Part of a data file →
....

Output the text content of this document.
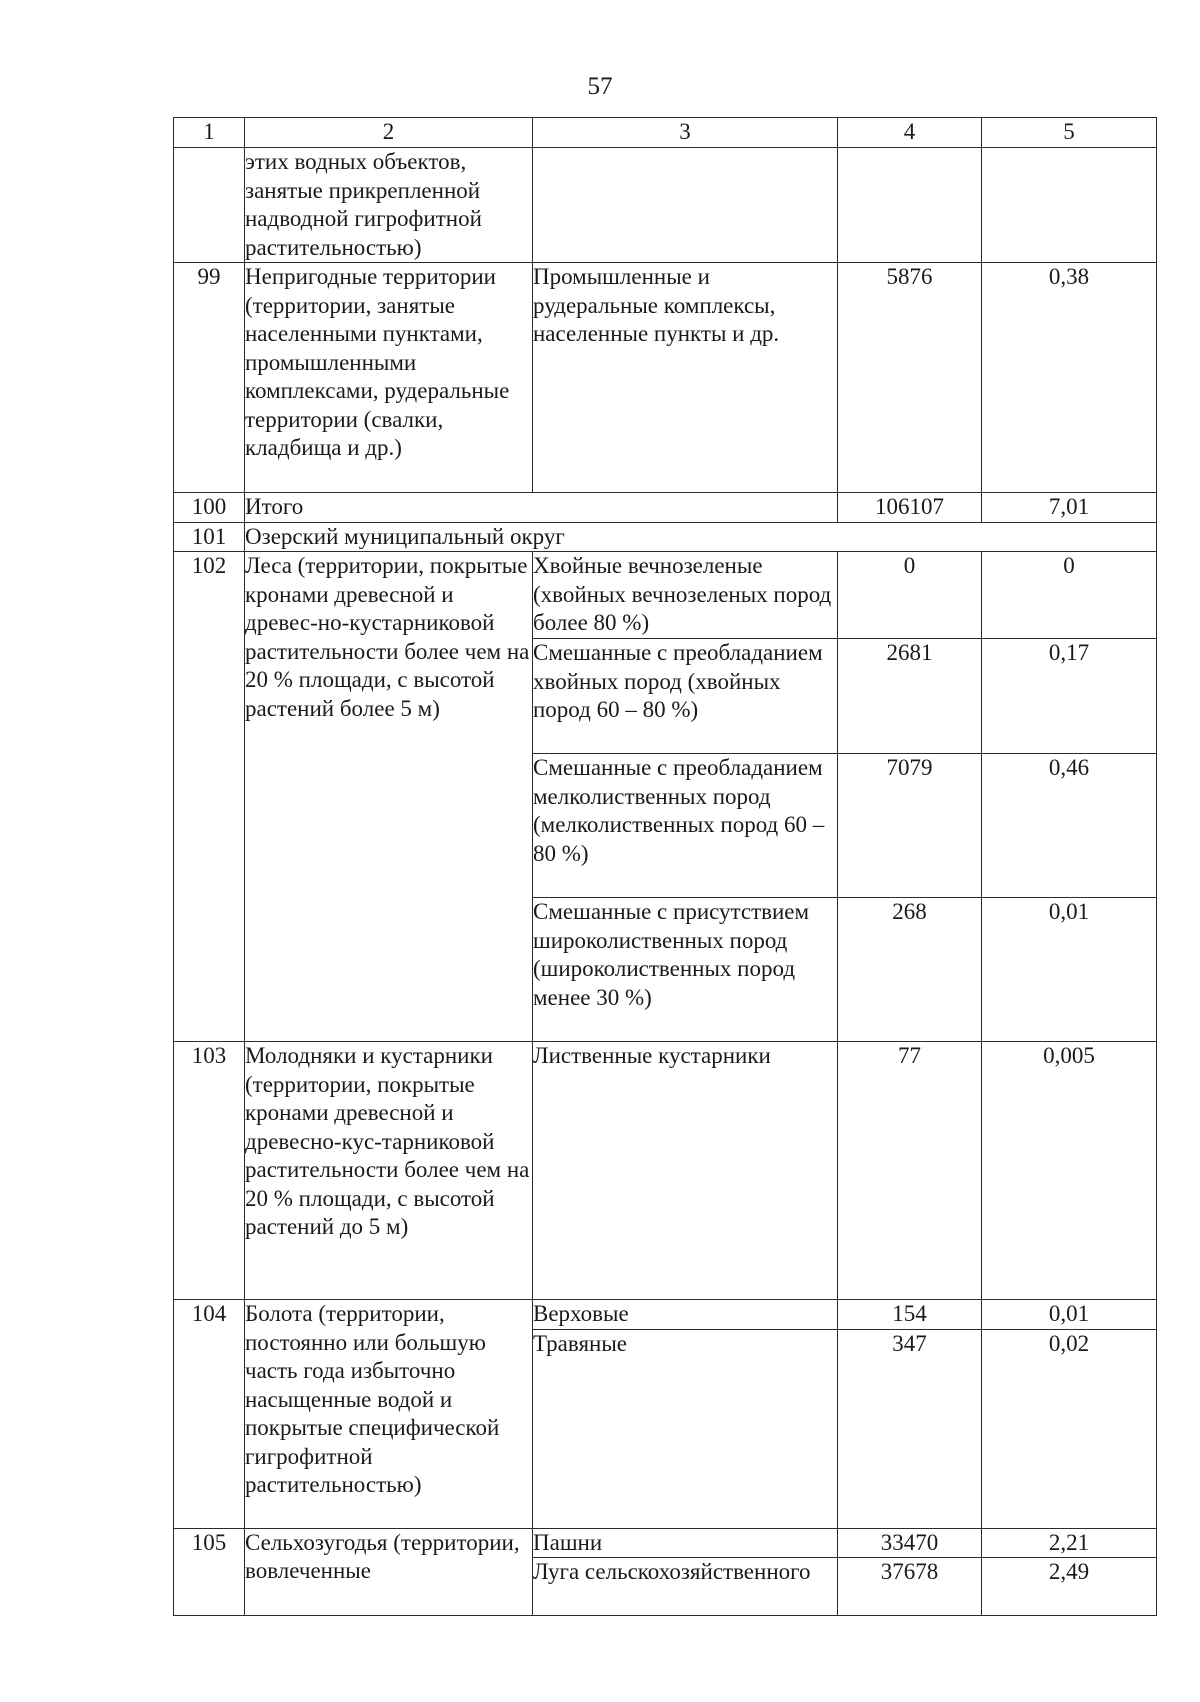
57
1	2	3	4	5
	этих водных объектов, занятые прикрепленной надводной гигрофитной растительностью)			
99	Непригодные территории (территории, занятые населенными пунктами, промышленными комплексами, рудеральные территории (свалки, кладбища и др.)	Промышленные и рудеральные комплексы, населенные пункты и др.	5876	0,38
100	Итого		106107	7,01
101	Озерский муниципальный округ			
102	Леса (территории, покрытые кронами древесной и древес-но-кустарниковой растительности более чем на 20 % площади, с высотой растений более 5 м)	Хвойные вечнозеленые (хвойных вечнозеленых пород более 80 %)	0	0
		Смешанные с преобладанием хвойных пород (хвойных пород 60 – 80 %)	2681	0,17
		Смешанные с преобладанием мелколиственных пород (мелколиственных пород 60 – 80 %)	7079	0,46
		Смешанные с присутствием широколиственных пород (широколиственных пород менее 30 %)	268	0,01
103	Молодняки и кустарники (территории, покрытые кронами древесной и древесно-кус-тарниковой растительности более чем на 20 % площади, с высотой растений до 5 м)	Лиственные кустарники	77	0,005
104	Болота (территории, постоянно или большую часть года избыточно насыщенные водой и покрытые специфической гигрофитной растительностью)	Верховые	154	0,01
		Травяные	347	0,02
105	Сельхозугодья (территории, вовлеченные	Пашни	33470	2,21
		Луга сельскохозяйственного	37678	2,49
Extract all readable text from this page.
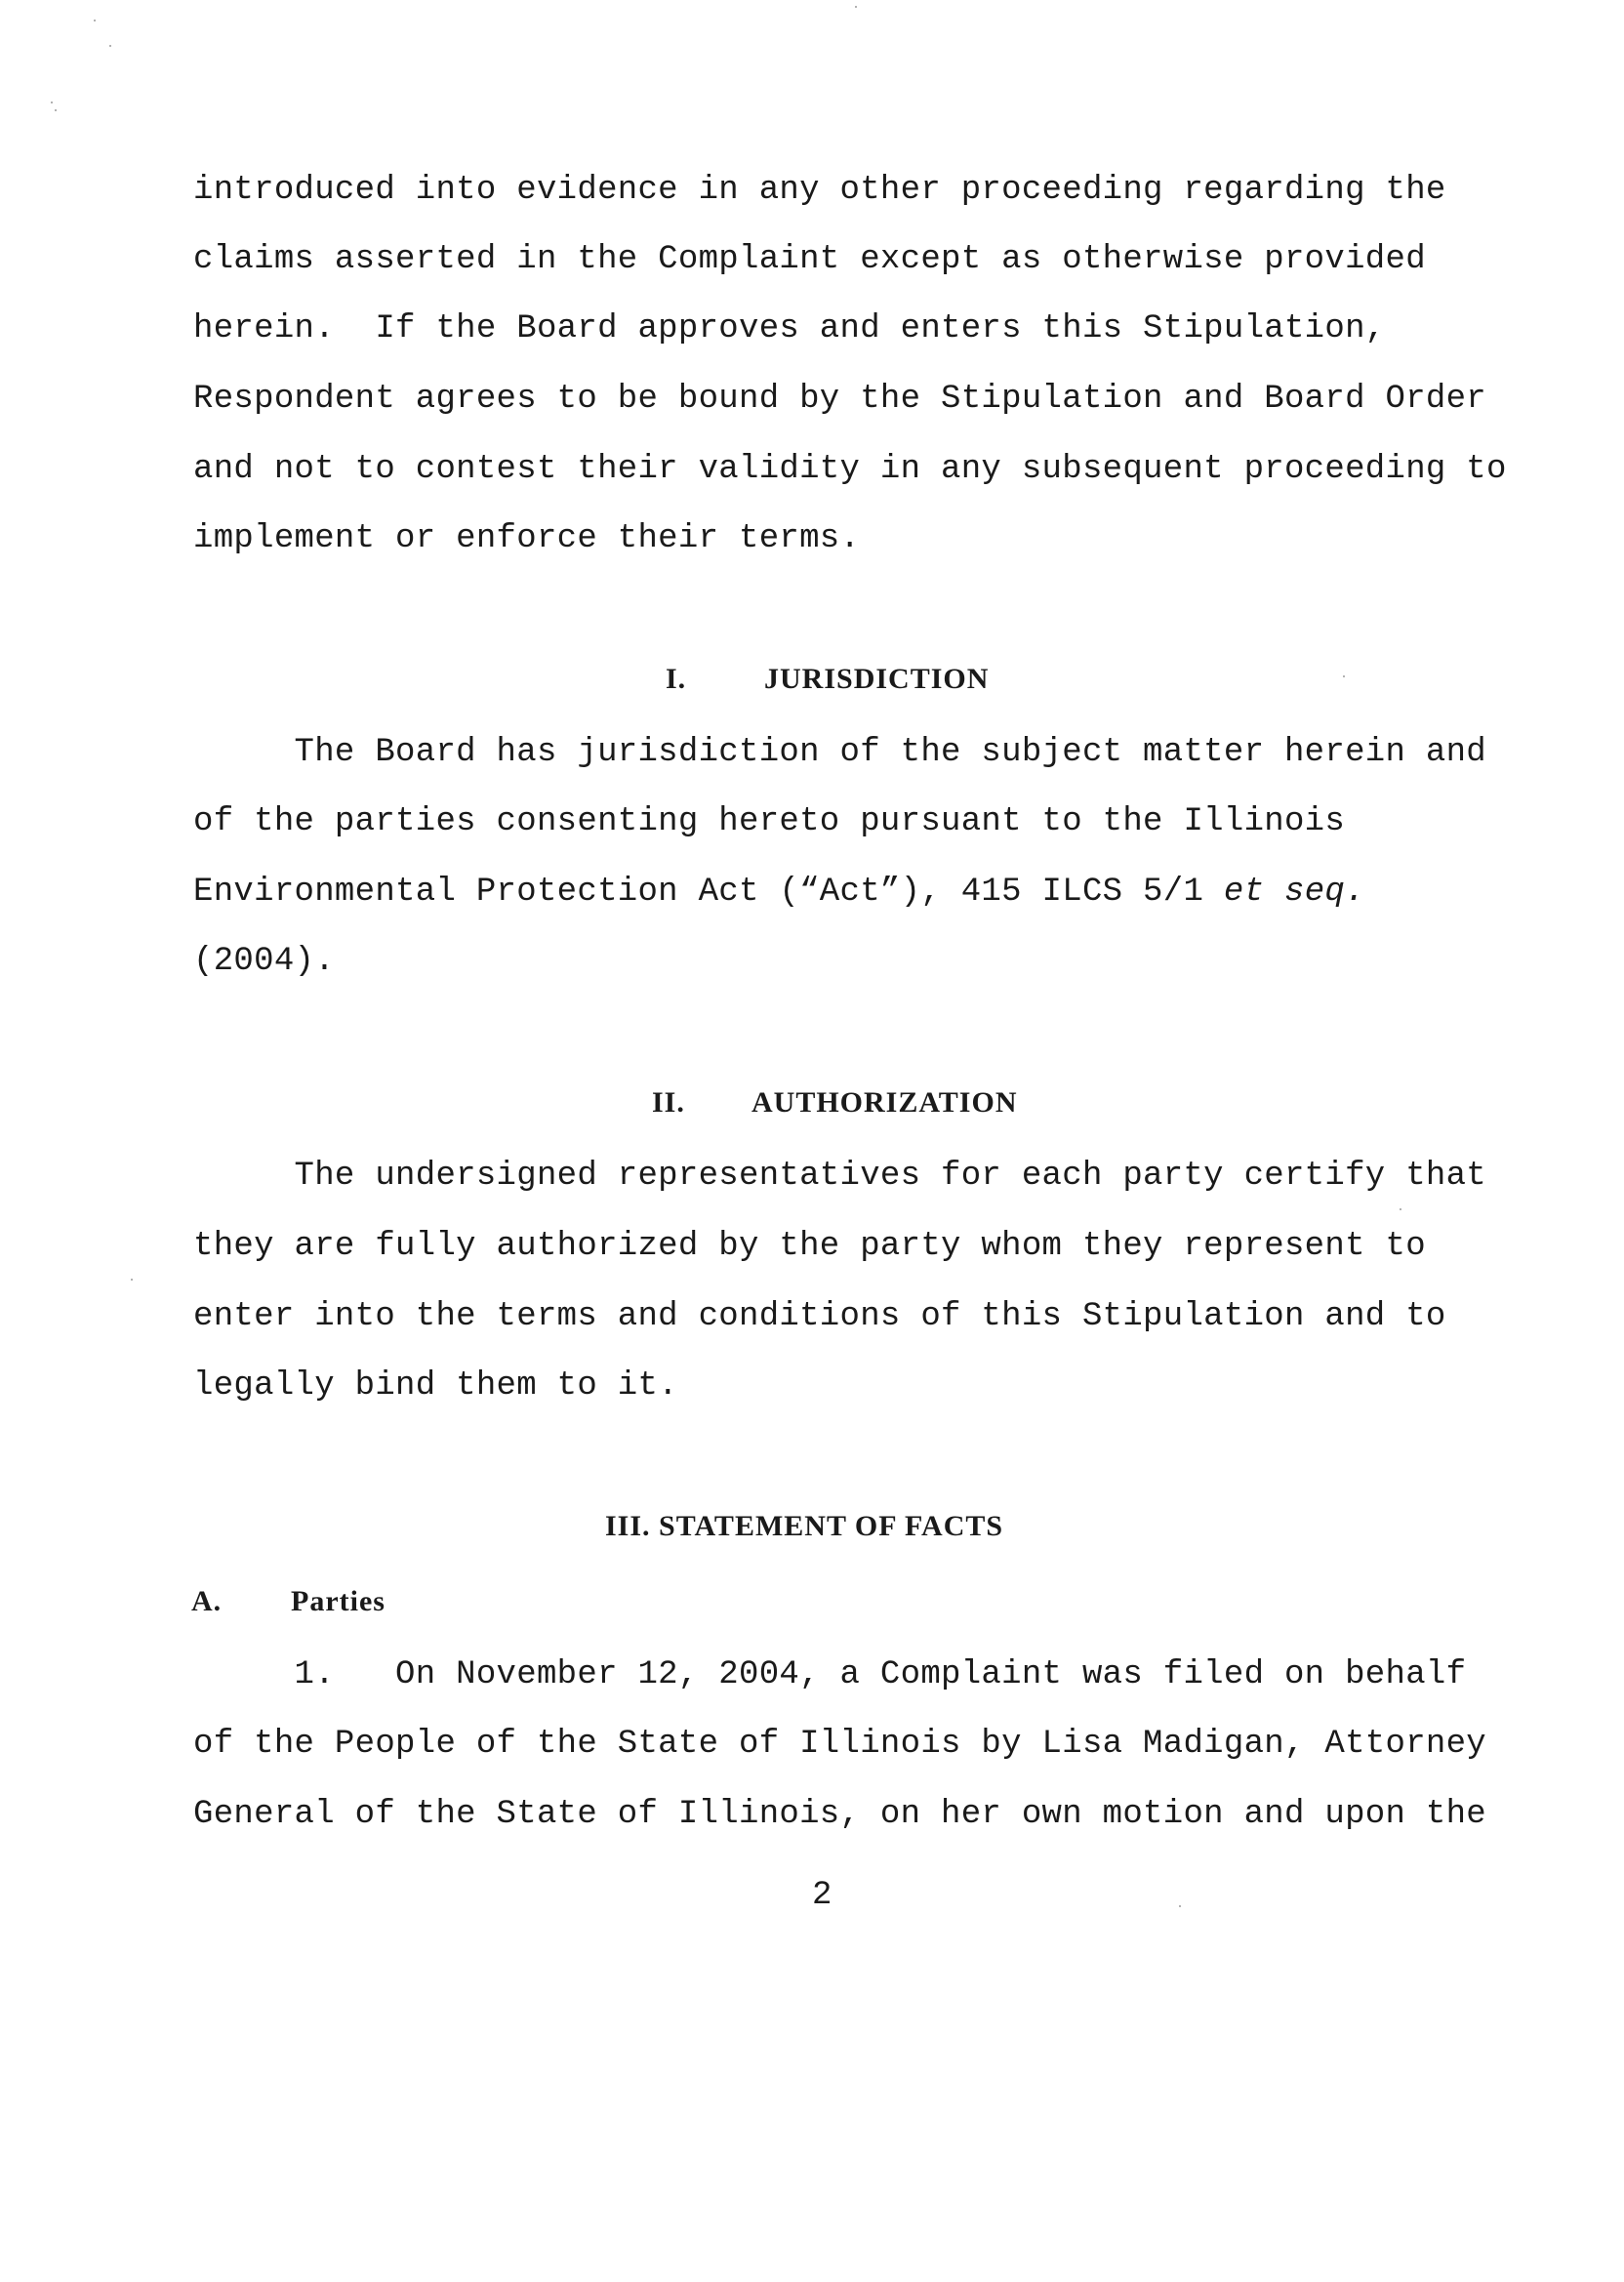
introduced into evidence in any other proceeding regarding the
claims asserted in the Complaint except as otherwise provided
herein.  If the Board approves and enters this Stipulation,
Respondent agrees to be bound by the Stipulation and Board Order
and not to contest their validity in any subsequent proceeding to
implement or enforce their terms.
I.	JURISDICTION
The Board has jurisdiction of the subject matter herein and
of the parties consenting hereto pursuant to the Illinois
Environmental Protection Act (“Act”), 415 ILCS 5/1 et seq.
(2004).
II. AUTHORIZATION
The undersigned representatives for each party certify that
they are fully authorized by the party whom they represent to
enter into the terms and conditions of this Stipulation and to
legally bind them to it.
III. STATEMENT OF FACTS
A. Parties
1.   On November 12, 2004, a Complaint was filed on behalf
of the People of the State of Illinois by Lisa Madigan, Attorney
General of the State of Illinois, on her own motion and upon the
2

....

What to work on →
Check each line of the entries for the string "Board". Copy the lines that have it.

The reply →
herein.  If the Board approves and enters this Stipulation,
Respondent agrees to be bound by the Stipulation and Board Order
The Board has jurisdiction of the subject matter herein and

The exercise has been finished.